• _Task to carry out_: Copy out the records in full, word for word, without pictures.

• _Data section_:
══════════════════════════════

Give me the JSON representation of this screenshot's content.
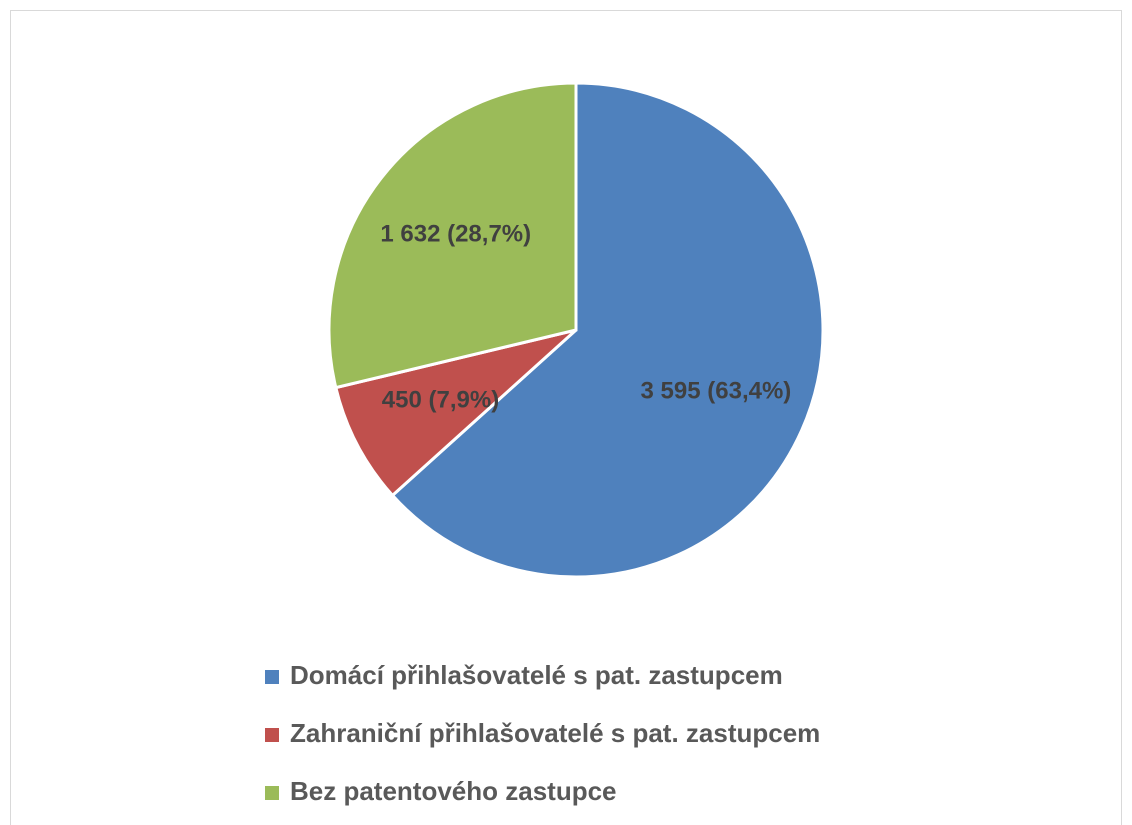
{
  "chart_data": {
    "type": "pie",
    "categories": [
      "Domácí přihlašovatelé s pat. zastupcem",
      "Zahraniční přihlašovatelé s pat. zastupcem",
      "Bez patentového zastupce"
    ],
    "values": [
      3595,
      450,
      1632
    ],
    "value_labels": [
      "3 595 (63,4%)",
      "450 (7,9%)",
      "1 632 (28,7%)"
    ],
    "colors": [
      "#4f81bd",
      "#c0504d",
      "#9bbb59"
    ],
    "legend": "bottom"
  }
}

══════════════════════════════

• _Correct result_:
Give me the JSON representation of this screenshot's content.
{
  "chart_data": {
    "type": "pie",
    "categories": [
      "Domácí přihlašovatelé s pat. zastupcem",
      "Zahraniční přihlašovatelé s pat. zastupcem",
      "Bez patentového zastupce"
    ],
    "values": [
      3595,
      450,
      1632
    ],
    "value_labels": [
      "3 595 (63,4%)",
      "450 (7,9%)",
      "1 632 (28,7%)"
    ],
    "colors": [
      "#4f81bd",
      "#c0504d",
      "#9bbb59"
    ],
    "legend": "bottom"
  }
}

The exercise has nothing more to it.